• Information given
------------------------------------

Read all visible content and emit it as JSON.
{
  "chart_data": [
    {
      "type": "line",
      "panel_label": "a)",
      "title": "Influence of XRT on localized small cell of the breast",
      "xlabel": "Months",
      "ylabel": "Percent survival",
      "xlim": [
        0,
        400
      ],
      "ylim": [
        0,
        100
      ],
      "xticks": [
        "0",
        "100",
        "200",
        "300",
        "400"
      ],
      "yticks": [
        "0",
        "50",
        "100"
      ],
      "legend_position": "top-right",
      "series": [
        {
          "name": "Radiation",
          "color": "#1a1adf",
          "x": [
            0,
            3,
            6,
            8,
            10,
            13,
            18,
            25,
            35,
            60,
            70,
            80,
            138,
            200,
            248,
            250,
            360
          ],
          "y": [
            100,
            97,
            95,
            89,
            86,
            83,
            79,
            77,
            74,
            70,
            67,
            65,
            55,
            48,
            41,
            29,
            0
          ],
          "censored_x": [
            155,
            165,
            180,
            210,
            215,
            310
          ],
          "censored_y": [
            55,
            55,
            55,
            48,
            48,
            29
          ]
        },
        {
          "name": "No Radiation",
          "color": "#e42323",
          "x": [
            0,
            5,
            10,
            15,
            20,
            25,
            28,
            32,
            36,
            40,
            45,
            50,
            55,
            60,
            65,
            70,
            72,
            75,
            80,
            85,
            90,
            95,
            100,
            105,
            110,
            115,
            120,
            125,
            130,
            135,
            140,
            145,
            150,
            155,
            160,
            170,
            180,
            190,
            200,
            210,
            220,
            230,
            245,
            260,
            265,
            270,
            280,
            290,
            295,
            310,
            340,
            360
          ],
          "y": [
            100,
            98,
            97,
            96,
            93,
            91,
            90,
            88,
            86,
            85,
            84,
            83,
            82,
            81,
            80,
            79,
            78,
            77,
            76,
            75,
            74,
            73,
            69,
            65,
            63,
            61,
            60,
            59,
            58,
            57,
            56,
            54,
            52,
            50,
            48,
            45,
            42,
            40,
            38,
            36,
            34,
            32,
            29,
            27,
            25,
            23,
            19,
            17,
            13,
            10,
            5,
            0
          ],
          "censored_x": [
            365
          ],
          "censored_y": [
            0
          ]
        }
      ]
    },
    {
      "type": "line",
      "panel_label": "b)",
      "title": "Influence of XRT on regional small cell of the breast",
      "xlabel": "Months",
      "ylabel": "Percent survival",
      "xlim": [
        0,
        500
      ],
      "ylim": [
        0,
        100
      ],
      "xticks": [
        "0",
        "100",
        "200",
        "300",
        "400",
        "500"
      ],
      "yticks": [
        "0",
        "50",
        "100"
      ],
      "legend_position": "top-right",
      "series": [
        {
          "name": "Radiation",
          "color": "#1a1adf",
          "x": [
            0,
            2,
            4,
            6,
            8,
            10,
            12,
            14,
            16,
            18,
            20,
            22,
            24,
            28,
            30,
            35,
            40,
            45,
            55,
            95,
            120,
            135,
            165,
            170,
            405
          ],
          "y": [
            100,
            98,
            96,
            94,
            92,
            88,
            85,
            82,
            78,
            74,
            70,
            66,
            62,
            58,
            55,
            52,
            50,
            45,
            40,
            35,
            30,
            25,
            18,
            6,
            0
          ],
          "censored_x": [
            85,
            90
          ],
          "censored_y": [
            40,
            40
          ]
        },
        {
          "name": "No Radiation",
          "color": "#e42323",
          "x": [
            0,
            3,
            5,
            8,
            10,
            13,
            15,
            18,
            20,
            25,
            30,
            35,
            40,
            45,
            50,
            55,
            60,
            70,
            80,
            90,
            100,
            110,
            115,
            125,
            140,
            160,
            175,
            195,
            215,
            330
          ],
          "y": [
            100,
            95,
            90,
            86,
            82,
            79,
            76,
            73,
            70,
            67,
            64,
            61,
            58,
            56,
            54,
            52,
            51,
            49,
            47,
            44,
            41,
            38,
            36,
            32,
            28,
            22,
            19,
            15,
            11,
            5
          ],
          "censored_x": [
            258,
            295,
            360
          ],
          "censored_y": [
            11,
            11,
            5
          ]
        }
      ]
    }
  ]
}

------------------------------------

• Exercise objective
Every entry in the listing must be retyped exactly.

• Exercise response
Read all visible content and emit it as JSON.
{
  "chart_data": [
    {
      "type": "line",
      "panel_label": "a)",
      "title": "Influence of XRT on localized small cell of the breast",
      "xlabel": "Months",
      "ylabel": "Percent survival",
      "xlim": [
        0,
        400
      ],
      "ylim": [
        0,
        100
      ],
      "xticks": [
        "0",
        "100",
        "200",
        "300",
        "400"
      ],
      "yticks": [
        "0",
        "50",
        "100"
      ],
      "legend_position": "top-right",
      "series": [
        {
          "name": "Radiation",
          "color": "#1a1adf",
          "x": [
            0,
            3,
            6,
            8,
            10,
            13,
            18,
            25,
            35,
            60,
            70,
            80,
            138,
            200,
            248,
            250,
            360
          ],
          "y": [
            100,
            97,
            95,
            89,
            86,
            83,
            79,
            77,
            74,
            70,
            67,
            65,
            55,
            48,
            41,
            29,
            0
          ],
          "censored_x": [
            155,
            165,
            180,
            210,
            215,
            310
          ],
          "censored_y": [
            55,
            55,
            55,
            48,
            48,
            29
          ]
        },
        {
          "name": "No Radiation",
          "color": "#e42323",
          "x": [
            0,
            5,
            10,
            15,
            20,
            25,
            28,
            32,
            36,
            40,
            45,
            50,
            55,
            60,
            65,
            70,
            72,
            75,
            80,
            85,
            90,
            95,
            100,
            105,
            110,
            115,
            120,
            125,
            130,
            135,
            140,
            145,
            150,
            155,
            160,
            170,
            180,
            190,
            200,
            210,
            220,
            230,
            245,
            260,
            265,
            270,
            280,
            290,
            295,
            310,
            340,
            360
          ],
          "y": [
            100,
            98,
            97,
            96,
            93,
            91,
            90,
            88,
            86,
            85,
            84,
            83,
            82,
            81,
            80,
            79,
            78,
            77,
            76,
            75,
            74,
            73,
            69,
            65,
            63,
            61,
            60,
            59,
            58,
            57,
            56,
            54,
            52,
            50,
            48,
            45,
            42,
            40,
            38,
            36,
            34,
            32,
            29,
            27,
            25,
            23,
            19,
            17,
            13,
            10,
            5,
            0
          ],
          "censored_x": [
            365
          ],
          "censored_y": [
            0
          ]
        }
      ]
    },
    {
      "type": "line",
      "panel_label": "b)",
      "title": "Influence of XRT on regional small cell of the breast",
      "xlabel": "Months",
      "ylabel": "Percent survival",
      "xlim": [
        0,
        500
      ],
      "ylim": [
        0,
        100
      ],
      "xticks": [
        "0",
        "100",
        "200",
        "300",
        "400",
        "500"
      ],
      "yticks": [
        "0",
        "50",
        "100"
      ],
      "legend_position": "top-right",
      "series": [
        {
          "name": "Radiation",
          "color": "#1a1adf",
          "x": [
            0,
            2,
            4,
            6,
            8,
            10,
            12,
            14,
            16,
            18,
            20,
            22,
            24,
            28,
            30,
            35,
            40,
            45,
            55,
            95,
            120,
            135,
            165,
            170,
            405
          ],
          "y": [
            100,
            98,
            96,
            94,
            92,
            88,
            85,
            82,
            78,
            74,
            70,
            66,
            62,
            58,
            55,
            52,
            50,
            45,
            40,
            35,
            30,
            25,
            18,
            6,
            0
          ],
          "censored_x": [
            85,
            90
          ],
          "censored_y": [
            40,
            40
          ]
        },
        {
          "name": "No Radiation",
          "color": "#e42323",
          "x": [
            0,
            3,
            5,
            8,
            10,
            13,
            15,
            18,
            20,
            25,
            30,
            35,
            40,
            45,
            50,
            55,
            60,
            70,
            80,
            90,
            100,
            110,
            115,
            125,
            140,
            160,
            175,
            195,
            215,
            330
          ],
          "y": [
            100,
            95,
            90,
            86,
            82,
            79,
            76,
            73,
            70,
            67,
            64,
            61,
            58,
            56,
            54,
            52,
            51,
            49,
            47,
            44,
            41,
            38,
            36,
            32,
            28,
            22,
            19,
            15,
            11,
            5
          ],
          "censored_x": [
            258,
            295,
            360
          ],
          "censored_y": [
            11,
            11,
            5
          ]
        }
      ]
    }
  ]
}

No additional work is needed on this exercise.